**REQUEST**:
Your answer should be one number: how many lines of the records hold the string "ARKIN".

**TASK INPUTS**:
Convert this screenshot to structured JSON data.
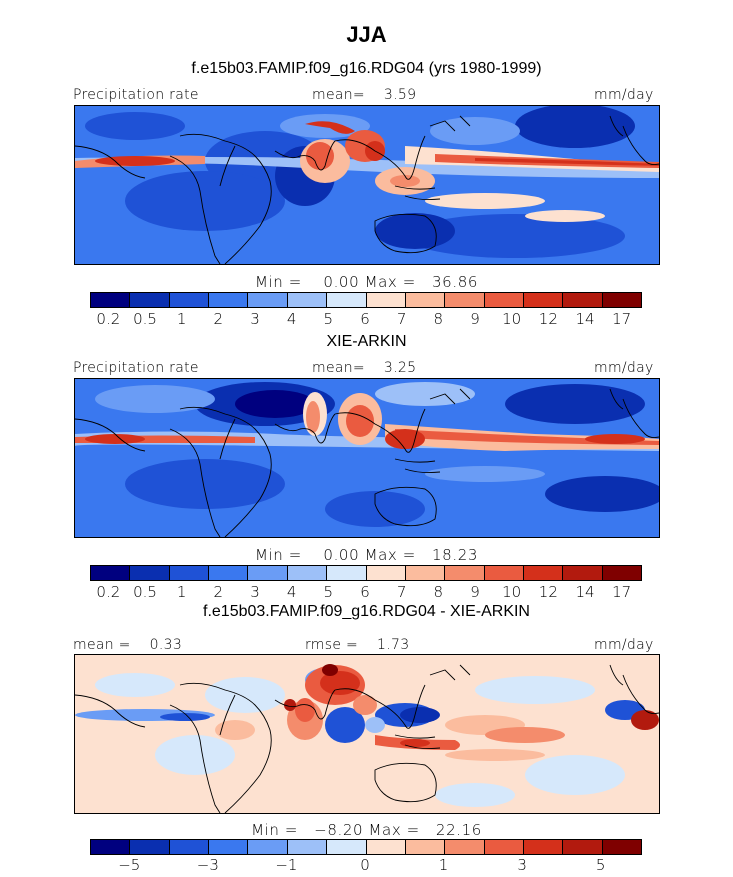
{
  "title": "JJA",
  "panels": [
    {
      "title": "f.e15b03.FAMIP.f09_g16.RDG04 (yrs 1980-1999)",
      "left_label": "Precipitation rate",
      "center_label": "mean=    3.59",
      "right_label": "mm/day",
      "min_max": "Min =    0.00 Max =   36.86"
    },
    {
      "title": "XIE-ARKIN",
      "left_label": "Precipitation rate",
      "center_label": "mean=    3.25",
      "right_label": "mm/day",
      "min_max": "Min =    0.00 Max =   18.23"
    },
    {
      "title": "f.e15b03.FAMIP.f09_g16.RDG04 - XIE-ARKIN",
      "left_label": "mean =    0.33",
      "center_label": "rmse =    1.73",
      "right_label": "mm/day",
      "min_max": "Min =   −8.20 Max =   22.16"
    }
  ],
  "colorbars": {
    "precip": {
      "colors": [
        "#00007f",
        "#0a2fb0",
        "#1f52d6",
        "#3a78ef",
        "#6a9cf5",
        "#9dc0f8",
        "#d6e8fb",
        "#fde1d0",
        "#fbbc9e",
        "#f48c6c",
        "#ea5b40",
        "#d4301b",
        "#b21a0e",
        "#7f0000"
      ],
      "labels": [
        "0.2",
        "0.5",
        "1",
        "2",
        "3",
        "4",
        "5",
        "6",
        "7",
        "8",
        "9",
        "10",
        "12",
        "14",
        "17"
      ]
    },
    "diff": {
      "colors": [
        "#00007f",
        "#0a2fb0",
        "#1f52d6",
        "#3a78ef",
        "#6a9cf5",
        "#9dc0f8",
        "#d6e8fb",
        "#fde1d0",
        "#fbbc9e",
        "#f48c6c",
        "#ea5b40",
        "#d4301b",
        "#b21a0e",
        "#7f0000"
      ],
      "labels": [
        "−5",
        "−3",
        "−1",
        "0",
        "1",
        "3",
        "5"
      ]
    }
  }
}
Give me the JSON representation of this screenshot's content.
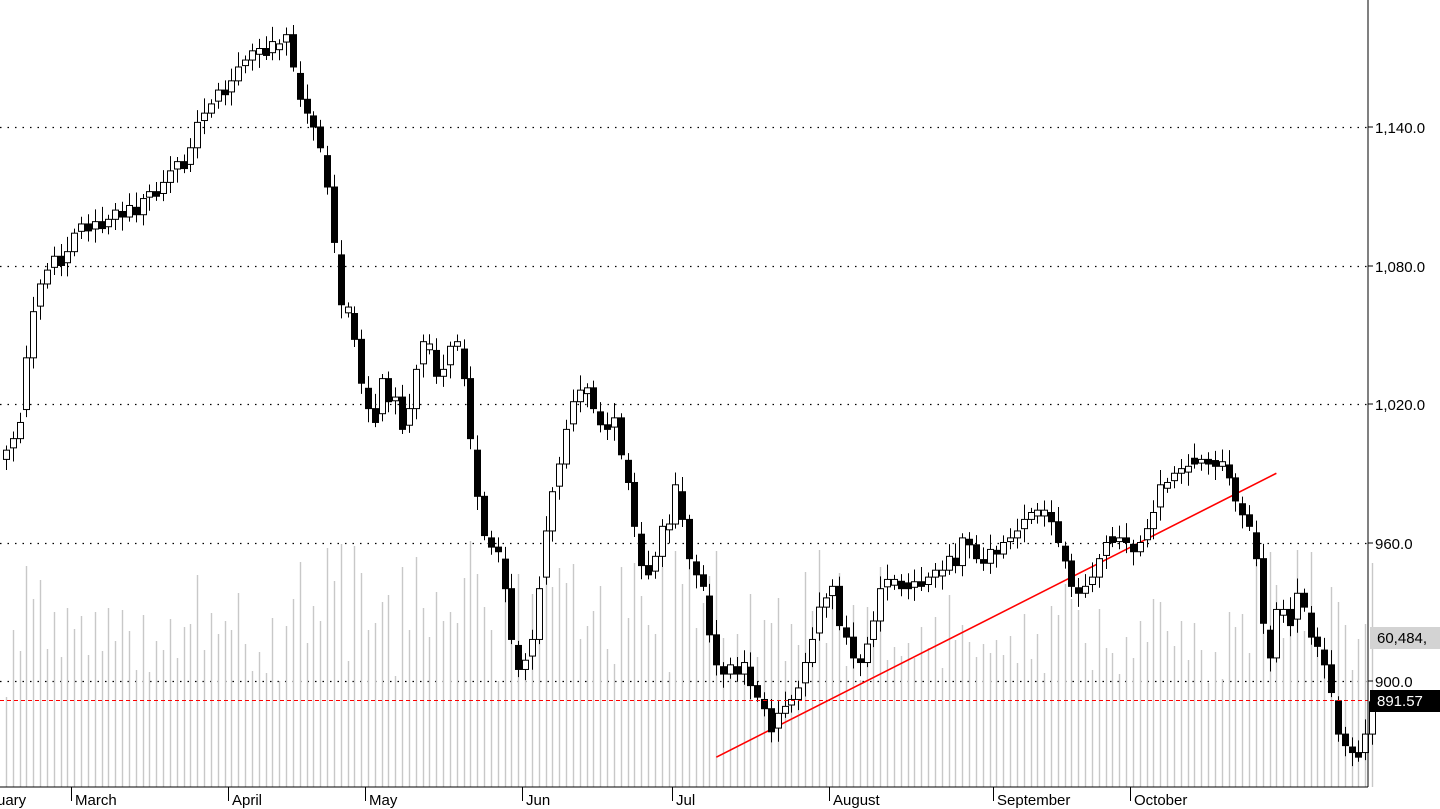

**TASK RESPONSE**:
2